→ **OBJECTIVE**: Output all of the entries below precisely as written.
# RECORDS PROVIDED start
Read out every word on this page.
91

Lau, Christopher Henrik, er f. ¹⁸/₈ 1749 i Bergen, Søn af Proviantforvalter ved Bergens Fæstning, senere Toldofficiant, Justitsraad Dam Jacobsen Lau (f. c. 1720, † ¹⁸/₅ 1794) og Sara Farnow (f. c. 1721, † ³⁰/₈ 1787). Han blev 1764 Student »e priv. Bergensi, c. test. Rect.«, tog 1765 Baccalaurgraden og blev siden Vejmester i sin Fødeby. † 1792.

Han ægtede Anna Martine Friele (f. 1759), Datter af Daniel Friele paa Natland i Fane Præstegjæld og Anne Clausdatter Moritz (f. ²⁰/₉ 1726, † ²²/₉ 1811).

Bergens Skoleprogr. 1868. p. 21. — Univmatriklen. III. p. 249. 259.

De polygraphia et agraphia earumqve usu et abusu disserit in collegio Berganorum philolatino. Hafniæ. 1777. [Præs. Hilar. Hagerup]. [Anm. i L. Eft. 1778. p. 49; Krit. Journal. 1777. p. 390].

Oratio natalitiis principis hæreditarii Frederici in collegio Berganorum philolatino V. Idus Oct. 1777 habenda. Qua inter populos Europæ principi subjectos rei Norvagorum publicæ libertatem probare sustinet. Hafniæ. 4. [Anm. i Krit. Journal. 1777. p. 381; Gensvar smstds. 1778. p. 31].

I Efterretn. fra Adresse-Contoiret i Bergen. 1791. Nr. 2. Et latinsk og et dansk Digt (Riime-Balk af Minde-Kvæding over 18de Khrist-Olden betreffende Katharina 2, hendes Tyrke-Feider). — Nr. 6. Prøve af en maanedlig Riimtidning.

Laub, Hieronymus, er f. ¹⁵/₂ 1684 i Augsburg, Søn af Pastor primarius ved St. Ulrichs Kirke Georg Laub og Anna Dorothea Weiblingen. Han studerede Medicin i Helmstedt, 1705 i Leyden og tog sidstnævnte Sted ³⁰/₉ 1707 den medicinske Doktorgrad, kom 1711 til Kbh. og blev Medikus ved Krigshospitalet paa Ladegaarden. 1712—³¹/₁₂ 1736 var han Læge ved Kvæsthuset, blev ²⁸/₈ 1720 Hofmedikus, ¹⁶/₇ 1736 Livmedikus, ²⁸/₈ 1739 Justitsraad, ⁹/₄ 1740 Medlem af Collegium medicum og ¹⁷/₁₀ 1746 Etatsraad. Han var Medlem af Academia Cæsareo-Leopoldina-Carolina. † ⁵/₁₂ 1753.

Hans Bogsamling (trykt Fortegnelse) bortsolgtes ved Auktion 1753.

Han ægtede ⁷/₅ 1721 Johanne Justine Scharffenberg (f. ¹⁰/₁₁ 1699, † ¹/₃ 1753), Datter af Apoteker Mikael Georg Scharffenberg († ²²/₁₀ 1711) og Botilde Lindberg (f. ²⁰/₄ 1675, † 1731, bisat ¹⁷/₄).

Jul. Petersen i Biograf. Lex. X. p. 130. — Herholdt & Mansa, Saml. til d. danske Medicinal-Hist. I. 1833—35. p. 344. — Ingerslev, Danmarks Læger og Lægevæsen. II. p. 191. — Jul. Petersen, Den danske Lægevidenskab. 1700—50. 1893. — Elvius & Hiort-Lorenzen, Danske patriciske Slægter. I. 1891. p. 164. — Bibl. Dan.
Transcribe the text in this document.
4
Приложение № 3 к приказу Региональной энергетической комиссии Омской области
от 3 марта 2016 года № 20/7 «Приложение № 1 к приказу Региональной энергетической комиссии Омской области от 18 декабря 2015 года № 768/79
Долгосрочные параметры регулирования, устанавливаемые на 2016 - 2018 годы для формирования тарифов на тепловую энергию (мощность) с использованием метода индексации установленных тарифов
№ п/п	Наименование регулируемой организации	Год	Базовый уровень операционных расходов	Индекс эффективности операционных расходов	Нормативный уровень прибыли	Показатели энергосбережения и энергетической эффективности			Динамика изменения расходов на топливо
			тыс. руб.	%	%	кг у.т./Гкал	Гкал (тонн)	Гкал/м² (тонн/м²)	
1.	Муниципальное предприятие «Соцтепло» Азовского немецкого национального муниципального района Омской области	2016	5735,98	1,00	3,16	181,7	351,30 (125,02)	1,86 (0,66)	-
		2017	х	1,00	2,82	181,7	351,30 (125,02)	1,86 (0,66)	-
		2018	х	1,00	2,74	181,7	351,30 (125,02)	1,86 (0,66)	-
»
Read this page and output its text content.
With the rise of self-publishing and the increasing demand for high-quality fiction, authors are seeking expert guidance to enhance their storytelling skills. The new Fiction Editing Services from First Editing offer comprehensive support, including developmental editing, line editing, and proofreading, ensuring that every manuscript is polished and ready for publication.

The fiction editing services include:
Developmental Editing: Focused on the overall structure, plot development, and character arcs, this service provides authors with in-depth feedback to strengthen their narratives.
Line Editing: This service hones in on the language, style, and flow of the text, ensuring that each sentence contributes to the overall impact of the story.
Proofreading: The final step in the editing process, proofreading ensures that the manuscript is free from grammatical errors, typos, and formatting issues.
# RECORDS PROVIDED end
→ **SOLUTION TO THE PROBLEM**:
Read out every word on this page.
91

Lau, Christopher Henrik, er f. ¹⁸/₈ 1749 i Bergen, Søn af Proviantforvalter ved Bergens Fæstning, senere Toldofficiant, Justitsraad Dam Jacobsen Lau (f. c. 1720, † ¹⁸/₅ 1794) og Sara Farnow (f. c. 1721, † ³⁰/₈ 1787). Han blev 1764 Student »e priv. Bergensi, c. test. Rect.«, tog 1765 Baccalaurgraden og blev siden Vejmester i sin Fødeby. † 1792.

Han ægtede Anna Martine Friele (f. 1759), Datter af Daniel Friele paa Natland i Fane Præstegjæld og Anne Clausdatter Moritz (f. ²⁰/₉ 1726, † ²²/₉ 1811).

Bergens Skoleprogr. 1868. p. 21. — Univmatriklen. III. p. 249. 259.

De polygraphia et agraphia earumqve usu et abusu disserit in collegio Berganorum philolatino. Hafniæ. 1777. [Præs. Hilar. Hagerup]. [Anm. i L. Eft. 1778. p. 49; Krit. Journal. 1777. p. 390].

Oratio natalitiis principis hæreditarii Frederici in collegio Berganorum philolatino V. Idus Oct. 1777 habenda. Qua inter populos Europæ principi subjectos rei Norvagorum publicæ libertatem probare sustinet. Hafniæ. 4. [Anm. i Krit. Journal. 1777. p. 381; Gensvar smstds. 1778. p. 31].

I Efterretn. fra Adresse-Contoiret i Bergen. 1791. Nr. 2. Et latinsk og et dansk Digt (Riime-Balk af Minde-Kvæding over 18de Khrist-Olden betreffende Katharina 2, hendes Tyrke-Feider). — Nr. 6. Prøve af en maanedlig Riimtidning.

Laub, Hieronymus, er f. ¹⁵/₂ 1684 i Augsburg, Søn af Pastor primarius ved St. Ulrichs Kirke Georg Laub og Anna Dorothea Weiblingen. Han studerede Medicin i Helmstedt, 1705 i Leyden og tog sidstnævnte Sted ³⁰/₉ 1707 den medicinske Doktorgrad, kom 1711 til Kbh. og blev Medikus ved Krigshospitalet paa Ladegaarden. 1712—³¹/₁₂ 1736 var han Læge ved Kvæsthuset, blev ²⁸/₈ 1720 Hofmedikus, ¹⁶/₇ 1736 Livmedikus, ²⁸/₈ 1739 Justitsraad, ⁹/₄ 1740 Medlem af Collegium medicum og ¹⁷/₁₀ 1746 Etatsraad. Han var Medlem af Academia Cæsareo-Leopoldina-Carolina. † ⁵/₁₂ 1753.

Hans Bogsamling (trykt Fortegnelse) bortsolgtes ved Auktion 1753.

Han ægtede ⁷/₅ 1721 Johanne Justine Scharffenberg (f. ¹⁰/₁₁ 1699, † ¹/₃ 1753), Datter af Apoteker Mikael Georg Scharffenberg († ²²/₁₀ 1711) og Botilde Lindberg (f. ²⁰/₄ 1675, † 1731, bisat ¹⁷/₄).

Jul. Petersen i Biograf. Lex. X. p. 130. — Herholdt & Mansa, Saml. til d. danske Medicinal-Hist. I. 1833—35. p. 344. — Ingerslev, Danmarks Læger og Lægevæsen. II. p. 191. — Jul. Petersen, Den danske Lægevidenskab. 1700—50. 1893. — Elvius & Hiort-Lorenzen, Danske patriciske Slægter. I. 1891. p. 164. — Bibl. Dan.
Transcribe the text in this document.
4
Приложение № 3 к приказу Региональной энергетической комиссии Омской области
от 3 марта 2016 года № 20/7 «Приложение № 1 к приказу Региональной энергетической комиссии Омской области от 18 декабря 2015 года № 768/79
Долгосрочные параметры регулирования, устанавливаемые на 2016 - 2018 годы для формирования тарифов на тепловую энергию (мощность) с использованием метода индексации установленных тарифов
№ п/п	Наименование регулируемой организации	Год	Базовый уровень операционных расходов	Индекс эффективности операционных расходов	Нормативный уровень прибыли	Показатели энергосбережения и энергетической эффективности			Динамика изменения расходов на топливо
			тыс. руб.	%	%	кг у.т./Гкал	Гкал (тонн)	Гкал/м² (тонн/м²)	
1.	Муниципальное предприятие «Соцтепло» Азовского немецкого национального муниципального района Омской области	2016	5735,98	1,00	3,16	181,7	351,30 (125,02)	1,86 (0,66)	-
		2017	х	1,00	2,82	181,7	351,30 (125,02)	1,86 (0,66)	-
		2018	х	1,00	2,74	181,7	351,30 (125,02)	1,86 (0,66)	-
»
Read this page and output its text content.
With the rise of self-publishing and the increasing demand for high-quality fiction, authors are seeking expert guidance to enhance their storytelling skills. The new Fiction Editing Services from First Editing offer comprehensive support, including developmental editing, line editing, and proofreading, ensuring that every manuscript is polished and ready for publication.

The fiction editing services include:
Developmental Editing: Focused on the overall structure, plot development, and character arcs, this service provides authors with in-depth feedback to strengthen their narratives.
Line Editing: This service hones in on the language, style, and flow of the text, ensuring that each sentence contributes to the overall impact of the story.
Proofreading: The final step in the editing process, proofreading ensures that the manuscript is free from grammatical errors, typos, and formatting issues.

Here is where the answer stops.